**Exercise goal:**
Please return each of the entries below exactly as they appear.

**Supplied material:**
━━━━
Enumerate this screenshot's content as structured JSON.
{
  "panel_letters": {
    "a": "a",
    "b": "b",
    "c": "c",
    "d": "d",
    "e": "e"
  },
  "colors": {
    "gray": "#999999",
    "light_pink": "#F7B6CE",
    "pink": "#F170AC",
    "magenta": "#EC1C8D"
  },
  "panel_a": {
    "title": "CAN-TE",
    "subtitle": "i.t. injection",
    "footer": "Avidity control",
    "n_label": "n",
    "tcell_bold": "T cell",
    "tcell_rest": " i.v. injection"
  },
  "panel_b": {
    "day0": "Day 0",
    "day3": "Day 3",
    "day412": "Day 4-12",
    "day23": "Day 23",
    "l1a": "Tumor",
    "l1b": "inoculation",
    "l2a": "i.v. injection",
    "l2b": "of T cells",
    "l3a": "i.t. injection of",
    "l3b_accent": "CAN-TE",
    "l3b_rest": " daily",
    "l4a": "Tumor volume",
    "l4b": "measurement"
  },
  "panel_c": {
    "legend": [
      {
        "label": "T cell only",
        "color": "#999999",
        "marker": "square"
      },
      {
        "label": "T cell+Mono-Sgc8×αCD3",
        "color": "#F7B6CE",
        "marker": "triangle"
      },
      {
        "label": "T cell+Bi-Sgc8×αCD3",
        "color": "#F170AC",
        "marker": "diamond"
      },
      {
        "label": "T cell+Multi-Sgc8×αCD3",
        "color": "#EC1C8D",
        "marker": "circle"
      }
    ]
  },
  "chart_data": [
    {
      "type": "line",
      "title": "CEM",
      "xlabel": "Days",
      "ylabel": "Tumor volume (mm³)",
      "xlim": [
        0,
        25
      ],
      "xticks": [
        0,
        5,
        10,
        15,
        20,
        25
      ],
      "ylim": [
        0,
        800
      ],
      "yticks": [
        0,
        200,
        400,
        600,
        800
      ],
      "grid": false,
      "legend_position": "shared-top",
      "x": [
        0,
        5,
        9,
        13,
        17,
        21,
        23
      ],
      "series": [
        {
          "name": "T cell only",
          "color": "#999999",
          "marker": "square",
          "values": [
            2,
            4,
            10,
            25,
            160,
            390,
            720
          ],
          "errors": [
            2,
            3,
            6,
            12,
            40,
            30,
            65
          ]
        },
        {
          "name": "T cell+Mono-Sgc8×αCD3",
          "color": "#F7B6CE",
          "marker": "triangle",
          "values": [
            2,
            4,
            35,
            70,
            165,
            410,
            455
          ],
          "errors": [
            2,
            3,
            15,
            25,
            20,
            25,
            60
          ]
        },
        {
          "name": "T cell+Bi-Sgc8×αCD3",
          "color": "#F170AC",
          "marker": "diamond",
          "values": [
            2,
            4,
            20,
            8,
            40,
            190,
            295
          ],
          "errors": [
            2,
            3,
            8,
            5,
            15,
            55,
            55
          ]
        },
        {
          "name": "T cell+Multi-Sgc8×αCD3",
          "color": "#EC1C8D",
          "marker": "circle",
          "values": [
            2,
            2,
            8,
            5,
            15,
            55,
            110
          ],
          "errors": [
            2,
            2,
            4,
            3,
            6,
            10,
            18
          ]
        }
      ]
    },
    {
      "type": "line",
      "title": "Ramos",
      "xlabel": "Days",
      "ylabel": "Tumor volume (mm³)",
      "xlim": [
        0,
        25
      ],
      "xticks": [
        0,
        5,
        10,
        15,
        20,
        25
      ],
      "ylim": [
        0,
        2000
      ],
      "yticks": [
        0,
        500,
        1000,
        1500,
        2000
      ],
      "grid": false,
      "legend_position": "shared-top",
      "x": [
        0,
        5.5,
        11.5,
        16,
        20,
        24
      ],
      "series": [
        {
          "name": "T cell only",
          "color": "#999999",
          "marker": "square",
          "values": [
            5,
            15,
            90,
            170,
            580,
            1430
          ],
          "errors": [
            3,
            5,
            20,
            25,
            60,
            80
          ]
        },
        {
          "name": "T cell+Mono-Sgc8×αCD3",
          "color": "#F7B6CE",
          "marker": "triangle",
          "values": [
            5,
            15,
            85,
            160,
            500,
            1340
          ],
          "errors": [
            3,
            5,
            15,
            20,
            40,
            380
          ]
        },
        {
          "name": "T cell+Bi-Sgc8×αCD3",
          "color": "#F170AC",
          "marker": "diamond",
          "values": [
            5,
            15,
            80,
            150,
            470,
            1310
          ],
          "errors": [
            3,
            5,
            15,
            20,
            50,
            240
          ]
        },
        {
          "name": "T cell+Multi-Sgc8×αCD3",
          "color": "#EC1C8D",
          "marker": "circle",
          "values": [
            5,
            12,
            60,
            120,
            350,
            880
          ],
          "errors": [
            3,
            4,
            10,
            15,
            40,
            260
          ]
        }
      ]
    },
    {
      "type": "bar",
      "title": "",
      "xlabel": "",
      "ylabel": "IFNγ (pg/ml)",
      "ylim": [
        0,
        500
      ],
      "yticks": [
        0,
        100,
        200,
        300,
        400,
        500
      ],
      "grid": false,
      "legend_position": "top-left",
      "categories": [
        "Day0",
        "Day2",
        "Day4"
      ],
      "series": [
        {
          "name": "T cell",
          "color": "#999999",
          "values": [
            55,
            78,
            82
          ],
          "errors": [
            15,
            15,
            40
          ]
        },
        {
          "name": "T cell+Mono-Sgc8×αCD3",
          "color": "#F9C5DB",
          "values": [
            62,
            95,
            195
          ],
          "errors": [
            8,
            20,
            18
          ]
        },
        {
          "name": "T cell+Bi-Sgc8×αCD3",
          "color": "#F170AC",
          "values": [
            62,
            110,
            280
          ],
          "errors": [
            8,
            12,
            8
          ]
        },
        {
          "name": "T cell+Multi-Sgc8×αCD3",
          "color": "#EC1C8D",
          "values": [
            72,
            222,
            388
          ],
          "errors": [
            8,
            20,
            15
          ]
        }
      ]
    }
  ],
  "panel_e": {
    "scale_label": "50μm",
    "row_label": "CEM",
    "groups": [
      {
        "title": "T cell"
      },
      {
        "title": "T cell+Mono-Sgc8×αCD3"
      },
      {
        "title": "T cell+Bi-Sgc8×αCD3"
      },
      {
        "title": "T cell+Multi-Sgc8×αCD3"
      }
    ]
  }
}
━━━━
**Task output:**
Enumerate this screenshot's content as structured JSON.
{
  "panel_letters": {
    "a": "a",
    "b": "b",
    "c": "c",
    "d": "d",
    "e": "e"
  },
  "colors": {
    "gray": "#999999",
    "light_pink": "#F7B6CE",
    "pink": "#F170AC",
    "magenta": "#EC1C8D"
  },
  "panel_a": {
    "title": "CAN-TE",
    "subtitle": "i.t. injection",
    "footer": "Avidity control",
    "n_label": "n",
    "tcell_bold": "T cell",
    "tcell_rest": " i.v. injection"
  },
  "panel_b": {
    "day0": "Day 0",
    "day3": "Day 3",
    "day412": "Day 4-12",
    "day23": "Day 23",
    "l1a": "Tumor",
    "l1b": "inoculation",
    "l2a": "i.v. injection",
    "l2b": "of T cells",
    "l3a": "i.t. injection of",
    "l3b_accent": "CAN-TE",
    "l3b_rest": " daily",
    "l4a": "Tumor volume",
    "l4b": "measurement"
  },
  "panel_c": {
    "legend": [
      {
        "label": "T cell only",
        "color": "#999999",
        "marker": "square"
      },
      {
        "label": "T cell+Mono-Sgc8×αCD3",
        "color": "#F7B6CE",
        "marker": "triangle"
      },
      {
        "label": "T cell+Bi-Sgc8×αCD3",
        "color": "#F170AC",
        "marker": "diamond"
      },
      {
        "label": "T cell+Multi-Sgc8×αCD3",
        "color": "#EC1C8D",
        "marker": "circle"
      }
    ]
  },
  "chart_data": [
    {
      "type": "line",
      "title": "CEM",
      "xlabel": "Days",
      "ylabel": "Tumor volume (mm³)",
      "xlim": [
        0,
        25
      ],
      "xticks": [
        0,
        5,
        10,
        15,
        20,
        25
      ],
      "ylim": [
        0,
        800
      ],
      "yticks": [
        0,
        200,
        400,
        600,
        800
      ],
      "grid": false,
      "legend_position": "shared-top",
      "x": [
        0,
        5,
        9,
        13,
        17,
        21,
        23
      ],
      "series": [
        {
          "name": "T cell only",
          "color": "#999999",
          "marker": "square",
          "values": [
            2,
            4,
            10,
            25,
            160,
            390,
            720
          ],
          "errors": [
            2,
            3,
            6,
            12,
            40,
            30,
            65
          ]
        },
        {
          "name": "T cell+Mono-Sgc8×αCD3",
          "color": "#F7B6CE",
          "marker": "triangle",
          "values": [
            2,
            4,
            35,
            70,
            165,
            410,
            455
          ],
          "errors": [
            2,
            3,
            15,
            25,
            20,
            25,
            60
          ]
        },
        {
          "name": "T cell+Bi-Sgc8×αCD3",
          "color": "#F170AC",
          "marker": "diamond",
          "values": [
            2,
            4,
            20,
            8,
            40,
            190,
            295
          ],
          "errors": [
            2,
            3,
            8,
            5,
            15,
            55,
            55
          ]
        },
        {
          "name": "T cell+Multi-Sgc8×αCD3",
          "color": "#EC1C8D",
          "marker": "circle",
          "values": [
            2,
            2,
            8,
            5,
            15,
            55,
            110
          ],
          "errors": [
            2,
            2,
            4,
            3,
            6,
            10,
            18
          ]
        }
      ]
    },
    {
      "type": "line",
      "title": "Ramos",
      "xlabel": "Days",
      "ylabel": "Tumor volume (mm³)",
      "xlim": [
        0,
        25
      ],
      "xticks": [
        0,
        5,
        10,
        15,
        20,
        25
      ],
      "ylim": [
        0,
        2000
      ],
      "yticks": [
        0,
        500,
        1000,
        1500,
        2000
      ],
      "grid": false,
      "legend_position": "shared-top",
      "x": [
        0,
        5.5,
        11.5,
        16,
        20,
        24
      ],
      "series": [
        {
          "name": "T cell only",
          "color": "#999999",
          "marker": "square",
          "values": [
            5,
            15,
            90,
            170,
            580,
            1430
          ],
          "errors": [
            3,
            5,
            20,
            25,
            60,
            80
          ]
        },
        {
          "name": "T cell+Mono-Sgc8×αCD3",
          "color": "#F7B6CE",
          "marker": "triangle",
          "values": [
            5,
            15,
            85,
            160,
            500,
            1340
          ],
          "errors": [
            3,
            5,
            15,
            20,
            40,
            380
          ]
        },
        {
          "name": "T cell+Bi-Sgc8×αCD3",
          "color": "#F170AC",
          "marker": "diamond",
          "values": [
            5,
            15,
            80,
            150,
            470,
            1310
          ],
          "errors": [
            3,
            5,
            15,
            20,
            50,
            240
          ]
        },
        {
          "name": "T cell+Multi-Sgc8×αCD3",
          "color": "#EC1C8D",
          "marker": "circle",
          "values": [
            5,
            12,
            60,
            120,
            350,
            880
          ],
          "errors": [
            3,
            4,
            10,
            15,
            40,
            260
          ]
        }
      ]
    },
    {
      "type": "bar",
      "title": "",
      "xlabel": "",
      "ylabel": "IFNγ (pg/ml)",
      "ylim": [
        0,
        500
      ],
      "yticks": [
        0,
        100,
        200,
        300,
        400,
        500
      ],
      "grid": false,
      "legend_position": "top-left",
      "categories": [
        "Day0",
        "Day2",
        "Day4"
      ],
      "series": [
        {
          "name": "T cell",
          "color": "#999999",
          "values": [
            55,
            78,
            82
          ],
          "errors": [
            15,
            15,
            40
          ]
        },
        {
          "name": "T cell+Mono-Sgc8×αCD3",
          "color": "#F9C5DB",
          "values": [
            62,
            95,
            195
          ],
          "errors": [
            8,
            20,
            18
          ]
        },
        {
          "name": "T cell+Bi-Sgc8×αCD3",
          "color": "#F170AC",
          "values": [
            62,
            110,
            280
          ],
          "errors": [
            8,
            12,
            8
          ]
        },
        {
          "name": "T cell+Multi-Sgc8×αCD3",
          "color": "#EC1C8D",
          "values": [
            72,
            222,
            388
          ],
          "errors": [
            8,
            20,
            15
          ]
        }
      ]
    }
  ],
  "panel_e": {
    "scale_label": "50μm",
    "row_label": "CEM",
    "groups": [
      {
        "title": "T cell"
      },
      {
        "title": "T cell+Mono-Sgc8×αCD3"
      },
      {
        "title": "T cell+Bi-Sgc8×αCD3"
      },
      {
        "title": "T cell+Multi-Sgc8×αCD3"
      }
    ]
  }
}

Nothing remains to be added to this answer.